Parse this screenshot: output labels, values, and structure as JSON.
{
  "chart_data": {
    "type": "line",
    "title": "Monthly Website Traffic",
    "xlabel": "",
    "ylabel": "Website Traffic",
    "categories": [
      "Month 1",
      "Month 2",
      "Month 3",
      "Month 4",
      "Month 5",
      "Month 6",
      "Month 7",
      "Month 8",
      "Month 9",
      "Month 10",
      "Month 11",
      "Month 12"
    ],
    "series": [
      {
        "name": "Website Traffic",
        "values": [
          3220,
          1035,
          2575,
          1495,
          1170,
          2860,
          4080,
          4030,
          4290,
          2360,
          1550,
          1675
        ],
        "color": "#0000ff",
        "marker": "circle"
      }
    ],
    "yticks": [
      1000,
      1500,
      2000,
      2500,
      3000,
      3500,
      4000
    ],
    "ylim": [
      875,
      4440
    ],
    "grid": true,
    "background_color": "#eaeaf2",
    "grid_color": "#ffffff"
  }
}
::::::::
**Directions**
Locate the string "Traffic" in the listing above and copy every line where it occurs.

**Correct answer**
    "title": "Monthly Website Traffic",
    "ylabel": "Website Traffic",
        "name": "Website Traffic",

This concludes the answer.